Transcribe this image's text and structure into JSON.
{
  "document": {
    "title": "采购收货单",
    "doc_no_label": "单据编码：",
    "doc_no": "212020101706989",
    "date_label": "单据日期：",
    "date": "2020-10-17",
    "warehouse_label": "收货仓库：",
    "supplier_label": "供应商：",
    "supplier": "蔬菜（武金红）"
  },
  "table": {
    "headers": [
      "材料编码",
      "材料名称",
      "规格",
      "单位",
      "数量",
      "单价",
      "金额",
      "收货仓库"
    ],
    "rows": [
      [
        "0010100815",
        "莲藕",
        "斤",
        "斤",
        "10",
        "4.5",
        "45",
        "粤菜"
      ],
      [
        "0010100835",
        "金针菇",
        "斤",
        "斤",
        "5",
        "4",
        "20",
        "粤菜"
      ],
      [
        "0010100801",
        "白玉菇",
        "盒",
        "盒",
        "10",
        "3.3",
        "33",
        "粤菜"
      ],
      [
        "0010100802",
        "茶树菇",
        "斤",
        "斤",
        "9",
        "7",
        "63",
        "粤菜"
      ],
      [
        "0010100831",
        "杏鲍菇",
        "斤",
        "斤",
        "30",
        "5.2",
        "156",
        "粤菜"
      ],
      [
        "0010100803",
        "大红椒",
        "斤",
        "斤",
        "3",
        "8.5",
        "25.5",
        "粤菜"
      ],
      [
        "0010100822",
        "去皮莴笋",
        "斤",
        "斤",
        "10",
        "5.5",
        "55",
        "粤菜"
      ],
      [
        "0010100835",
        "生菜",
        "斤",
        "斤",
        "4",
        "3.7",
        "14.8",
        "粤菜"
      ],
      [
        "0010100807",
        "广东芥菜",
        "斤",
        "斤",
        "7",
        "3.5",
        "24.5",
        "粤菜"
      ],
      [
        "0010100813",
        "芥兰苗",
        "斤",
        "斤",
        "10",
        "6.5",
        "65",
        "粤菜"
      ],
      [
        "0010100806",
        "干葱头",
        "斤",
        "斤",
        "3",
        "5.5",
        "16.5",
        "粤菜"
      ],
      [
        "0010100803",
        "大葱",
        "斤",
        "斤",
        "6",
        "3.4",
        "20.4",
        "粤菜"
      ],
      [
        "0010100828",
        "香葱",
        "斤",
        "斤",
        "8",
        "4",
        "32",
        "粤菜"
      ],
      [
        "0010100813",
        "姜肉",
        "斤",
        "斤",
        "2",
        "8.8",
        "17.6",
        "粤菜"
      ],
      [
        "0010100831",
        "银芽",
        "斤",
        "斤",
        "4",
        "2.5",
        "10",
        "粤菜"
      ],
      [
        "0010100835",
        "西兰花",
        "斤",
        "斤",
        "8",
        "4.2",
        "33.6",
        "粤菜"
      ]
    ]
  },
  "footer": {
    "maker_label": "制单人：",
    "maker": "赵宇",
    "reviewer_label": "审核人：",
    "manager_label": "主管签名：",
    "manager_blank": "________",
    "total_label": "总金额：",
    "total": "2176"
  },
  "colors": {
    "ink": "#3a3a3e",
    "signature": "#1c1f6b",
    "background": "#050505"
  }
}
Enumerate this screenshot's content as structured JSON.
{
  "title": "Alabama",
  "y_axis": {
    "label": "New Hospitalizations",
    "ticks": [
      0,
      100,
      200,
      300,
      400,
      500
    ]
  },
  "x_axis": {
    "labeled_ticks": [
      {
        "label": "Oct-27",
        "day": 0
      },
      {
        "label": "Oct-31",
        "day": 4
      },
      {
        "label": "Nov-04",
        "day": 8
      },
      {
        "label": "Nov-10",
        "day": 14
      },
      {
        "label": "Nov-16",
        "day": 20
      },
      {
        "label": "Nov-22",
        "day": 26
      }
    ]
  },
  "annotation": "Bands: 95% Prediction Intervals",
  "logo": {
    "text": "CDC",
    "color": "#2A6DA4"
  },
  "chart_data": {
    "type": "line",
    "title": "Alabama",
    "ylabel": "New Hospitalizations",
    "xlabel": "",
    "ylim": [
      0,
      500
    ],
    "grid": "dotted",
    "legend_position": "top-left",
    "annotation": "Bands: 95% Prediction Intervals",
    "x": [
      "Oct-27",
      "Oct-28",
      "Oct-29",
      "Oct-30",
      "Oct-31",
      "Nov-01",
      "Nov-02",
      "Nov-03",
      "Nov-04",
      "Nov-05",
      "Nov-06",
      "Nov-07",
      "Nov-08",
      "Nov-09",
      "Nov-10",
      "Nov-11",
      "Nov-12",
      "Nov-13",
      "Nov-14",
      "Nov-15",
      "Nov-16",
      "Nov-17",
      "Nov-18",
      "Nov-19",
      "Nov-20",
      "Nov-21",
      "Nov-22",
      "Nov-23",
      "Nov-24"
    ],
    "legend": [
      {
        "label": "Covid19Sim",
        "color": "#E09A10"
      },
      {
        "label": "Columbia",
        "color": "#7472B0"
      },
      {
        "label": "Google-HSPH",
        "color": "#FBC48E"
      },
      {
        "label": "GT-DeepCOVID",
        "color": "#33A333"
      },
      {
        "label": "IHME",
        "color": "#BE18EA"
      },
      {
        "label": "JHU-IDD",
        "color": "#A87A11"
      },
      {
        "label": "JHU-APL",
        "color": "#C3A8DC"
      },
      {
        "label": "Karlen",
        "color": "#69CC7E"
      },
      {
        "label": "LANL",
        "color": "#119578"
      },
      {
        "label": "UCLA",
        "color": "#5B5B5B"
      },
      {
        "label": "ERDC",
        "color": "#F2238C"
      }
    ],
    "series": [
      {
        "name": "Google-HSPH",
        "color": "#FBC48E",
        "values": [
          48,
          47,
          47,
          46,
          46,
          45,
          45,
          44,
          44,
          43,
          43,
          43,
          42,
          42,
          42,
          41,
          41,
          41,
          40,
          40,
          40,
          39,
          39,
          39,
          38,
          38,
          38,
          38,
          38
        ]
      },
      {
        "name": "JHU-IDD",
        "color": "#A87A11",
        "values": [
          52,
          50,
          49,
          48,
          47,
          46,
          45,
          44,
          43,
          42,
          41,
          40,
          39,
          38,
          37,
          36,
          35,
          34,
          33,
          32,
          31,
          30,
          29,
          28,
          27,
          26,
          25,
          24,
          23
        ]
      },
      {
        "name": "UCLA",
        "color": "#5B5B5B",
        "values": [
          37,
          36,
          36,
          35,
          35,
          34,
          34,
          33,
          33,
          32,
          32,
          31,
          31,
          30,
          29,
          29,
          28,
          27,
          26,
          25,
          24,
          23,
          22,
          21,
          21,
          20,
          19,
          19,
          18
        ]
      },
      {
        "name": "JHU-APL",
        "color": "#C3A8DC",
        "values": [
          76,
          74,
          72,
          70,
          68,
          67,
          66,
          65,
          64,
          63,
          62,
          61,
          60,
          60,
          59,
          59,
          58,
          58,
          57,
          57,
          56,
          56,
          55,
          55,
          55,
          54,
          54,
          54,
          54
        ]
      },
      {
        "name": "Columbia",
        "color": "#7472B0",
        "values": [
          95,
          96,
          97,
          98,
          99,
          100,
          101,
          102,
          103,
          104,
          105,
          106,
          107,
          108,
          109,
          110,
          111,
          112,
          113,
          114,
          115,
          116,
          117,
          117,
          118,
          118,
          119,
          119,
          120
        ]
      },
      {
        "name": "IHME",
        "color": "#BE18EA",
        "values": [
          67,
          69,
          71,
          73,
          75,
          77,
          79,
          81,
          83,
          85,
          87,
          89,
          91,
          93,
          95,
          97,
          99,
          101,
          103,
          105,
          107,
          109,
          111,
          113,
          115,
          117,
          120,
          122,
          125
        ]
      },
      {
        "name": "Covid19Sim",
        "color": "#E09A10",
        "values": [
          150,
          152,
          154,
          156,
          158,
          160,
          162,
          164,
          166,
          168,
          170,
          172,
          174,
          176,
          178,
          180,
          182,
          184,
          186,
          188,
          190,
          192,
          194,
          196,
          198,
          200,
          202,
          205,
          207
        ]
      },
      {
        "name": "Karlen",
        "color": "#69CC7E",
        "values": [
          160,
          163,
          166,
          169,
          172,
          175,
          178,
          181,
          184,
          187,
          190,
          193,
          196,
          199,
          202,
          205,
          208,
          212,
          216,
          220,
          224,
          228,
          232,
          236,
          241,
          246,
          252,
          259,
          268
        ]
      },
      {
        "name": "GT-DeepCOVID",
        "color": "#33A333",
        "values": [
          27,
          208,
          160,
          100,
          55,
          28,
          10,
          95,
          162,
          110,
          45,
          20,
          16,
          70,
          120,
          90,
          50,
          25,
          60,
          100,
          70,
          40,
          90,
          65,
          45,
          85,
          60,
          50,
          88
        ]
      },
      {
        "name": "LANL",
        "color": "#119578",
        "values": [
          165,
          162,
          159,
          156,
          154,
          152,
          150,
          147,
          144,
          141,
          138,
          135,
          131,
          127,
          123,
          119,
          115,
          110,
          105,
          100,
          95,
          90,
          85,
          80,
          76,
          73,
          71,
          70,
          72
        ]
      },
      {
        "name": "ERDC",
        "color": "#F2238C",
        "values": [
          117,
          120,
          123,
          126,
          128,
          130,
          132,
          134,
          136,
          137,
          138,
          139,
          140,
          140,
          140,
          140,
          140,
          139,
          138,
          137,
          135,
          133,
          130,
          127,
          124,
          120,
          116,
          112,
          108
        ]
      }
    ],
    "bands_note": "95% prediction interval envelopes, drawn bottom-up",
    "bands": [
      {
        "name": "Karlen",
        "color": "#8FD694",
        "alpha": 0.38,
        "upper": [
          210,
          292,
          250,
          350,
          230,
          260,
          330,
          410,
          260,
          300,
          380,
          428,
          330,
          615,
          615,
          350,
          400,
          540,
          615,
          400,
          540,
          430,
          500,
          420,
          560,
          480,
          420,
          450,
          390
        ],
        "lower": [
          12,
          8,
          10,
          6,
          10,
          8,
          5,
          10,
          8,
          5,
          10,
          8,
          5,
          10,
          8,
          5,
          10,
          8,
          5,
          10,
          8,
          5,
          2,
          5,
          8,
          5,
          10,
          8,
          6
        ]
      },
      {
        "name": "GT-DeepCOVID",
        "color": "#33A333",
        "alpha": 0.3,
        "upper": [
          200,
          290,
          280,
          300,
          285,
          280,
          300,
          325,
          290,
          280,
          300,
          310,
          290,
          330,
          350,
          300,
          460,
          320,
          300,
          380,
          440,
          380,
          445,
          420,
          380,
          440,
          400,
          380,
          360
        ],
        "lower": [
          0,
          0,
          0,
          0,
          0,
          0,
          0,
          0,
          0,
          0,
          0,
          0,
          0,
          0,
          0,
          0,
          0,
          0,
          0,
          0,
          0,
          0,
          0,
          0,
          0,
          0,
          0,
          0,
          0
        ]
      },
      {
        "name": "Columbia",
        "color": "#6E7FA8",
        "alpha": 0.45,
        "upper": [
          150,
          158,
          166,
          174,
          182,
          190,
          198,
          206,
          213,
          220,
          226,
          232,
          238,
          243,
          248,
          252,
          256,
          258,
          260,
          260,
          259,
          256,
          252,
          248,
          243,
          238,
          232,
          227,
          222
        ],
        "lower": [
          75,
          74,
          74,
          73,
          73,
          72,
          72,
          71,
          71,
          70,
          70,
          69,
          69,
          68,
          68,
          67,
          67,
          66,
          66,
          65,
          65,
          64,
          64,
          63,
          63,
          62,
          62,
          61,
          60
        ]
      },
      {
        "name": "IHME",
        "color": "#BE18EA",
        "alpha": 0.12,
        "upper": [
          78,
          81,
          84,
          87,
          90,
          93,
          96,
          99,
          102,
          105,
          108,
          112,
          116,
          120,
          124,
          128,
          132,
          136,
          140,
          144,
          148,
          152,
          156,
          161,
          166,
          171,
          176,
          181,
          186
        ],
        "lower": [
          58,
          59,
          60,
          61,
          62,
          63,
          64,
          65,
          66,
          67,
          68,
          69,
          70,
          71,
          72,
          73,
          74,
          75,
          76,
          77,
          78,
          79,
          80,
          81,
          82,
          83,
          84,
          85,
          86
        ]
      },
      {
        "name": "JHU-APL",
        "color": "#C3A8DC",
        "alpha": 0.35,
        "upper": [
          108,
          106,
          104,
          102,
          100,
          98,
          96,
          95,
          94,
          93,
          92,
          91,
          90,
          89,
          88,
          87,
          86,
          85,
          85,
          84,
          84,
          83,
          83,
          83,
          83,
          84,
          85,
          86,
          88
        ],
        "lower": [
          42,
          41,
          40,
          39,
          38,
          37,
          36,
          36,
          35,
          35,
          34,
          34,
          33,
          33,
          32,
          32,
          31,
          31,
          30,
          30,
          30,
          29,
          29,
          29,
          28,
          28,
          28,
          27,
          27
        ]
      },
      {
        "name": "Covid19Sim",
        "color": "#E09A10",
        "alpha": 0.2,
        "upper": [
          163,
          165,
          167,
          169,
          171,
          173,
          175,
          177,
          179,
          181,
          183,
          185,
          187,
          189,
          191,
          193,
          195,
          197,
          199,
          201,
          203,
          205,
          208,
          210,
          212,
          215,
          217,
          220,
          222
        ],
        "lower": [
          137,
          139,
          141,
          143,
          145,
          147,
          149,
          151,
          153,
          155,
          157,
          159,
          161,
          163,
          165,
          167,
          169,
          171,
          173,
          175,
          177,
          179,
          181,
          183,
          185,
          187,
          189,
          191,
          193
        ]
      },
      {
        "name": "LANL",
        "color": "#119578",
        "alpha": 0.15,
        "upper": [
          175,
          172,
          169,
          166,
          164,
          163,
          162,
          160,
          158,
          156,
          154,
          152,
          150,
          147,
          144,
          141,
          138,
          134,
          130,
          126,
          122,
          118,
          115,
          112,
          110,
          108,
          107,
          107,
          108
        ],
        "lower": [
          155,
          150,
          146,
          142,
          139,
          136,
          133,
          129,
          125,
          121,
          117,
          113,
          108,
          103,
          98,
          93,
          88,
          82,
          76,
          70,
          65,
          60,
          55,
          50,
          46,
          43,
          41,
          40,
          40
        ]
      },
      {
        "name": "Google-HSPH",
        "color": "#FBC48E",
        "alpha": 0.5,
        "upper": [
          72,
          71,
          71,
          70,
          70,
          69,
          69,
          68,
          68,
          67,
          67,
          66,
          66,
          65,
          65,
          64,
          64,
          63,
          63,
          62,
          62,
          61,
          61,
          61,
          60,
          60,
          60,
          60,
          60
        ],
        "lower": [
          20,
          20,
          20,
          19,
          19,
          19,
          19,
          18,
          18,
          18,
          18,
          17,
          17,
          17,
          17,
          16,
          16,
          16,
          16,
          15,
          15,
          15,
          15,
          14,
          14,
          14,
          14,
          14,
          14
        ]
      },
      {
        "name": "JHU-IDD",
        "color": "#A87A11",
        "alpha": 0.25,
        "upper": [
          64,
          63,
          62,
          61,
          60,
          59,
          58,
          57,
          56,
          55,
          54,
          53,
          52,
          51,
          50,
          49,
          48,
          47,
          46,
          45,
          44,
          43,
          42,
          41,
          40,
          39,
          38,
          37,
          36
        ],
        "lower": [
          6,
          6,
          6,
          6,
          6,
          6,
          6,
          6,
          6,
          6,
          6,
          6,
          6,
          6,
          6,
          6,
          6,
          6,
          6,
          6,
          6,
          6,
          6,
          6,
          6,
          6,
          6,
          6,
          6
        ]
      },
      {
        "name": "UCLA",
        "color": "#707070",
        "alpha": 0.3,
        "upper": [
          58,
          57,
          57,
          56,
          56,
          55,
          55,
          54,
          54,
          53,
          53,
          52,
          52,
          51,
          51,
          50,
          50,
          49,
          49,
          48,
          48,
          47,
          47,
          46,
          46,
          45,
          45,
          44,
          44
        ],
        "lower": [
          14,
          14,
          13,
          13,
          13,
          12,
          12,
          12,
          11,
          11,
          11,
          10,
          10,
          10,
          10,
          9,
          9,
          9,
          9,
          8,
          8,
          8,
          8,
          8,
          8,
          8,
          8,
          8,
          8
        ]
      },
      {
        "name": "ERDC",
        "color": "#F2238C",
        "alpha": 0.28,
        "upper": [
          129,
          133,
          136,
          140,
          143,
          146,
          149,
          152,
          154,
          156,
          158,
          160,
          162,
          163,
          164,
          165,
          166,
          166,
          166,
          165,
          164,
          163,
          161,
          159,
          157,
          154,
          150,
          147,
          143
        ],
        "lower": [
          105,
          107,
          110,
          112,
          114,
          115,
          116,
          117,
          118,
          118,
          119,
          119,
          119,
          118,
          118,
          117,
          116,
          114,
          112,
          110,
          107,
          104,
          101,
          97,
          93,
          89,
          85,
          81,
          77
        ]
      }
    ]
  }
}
####################
→ **Work to do**: In the entries above, locate every line with the word "JSON" and copy it.

→ **Finished exercise**:
Transcribe this image's text and structure into JSON.
Enumerate this screenshot's content as structured JSON.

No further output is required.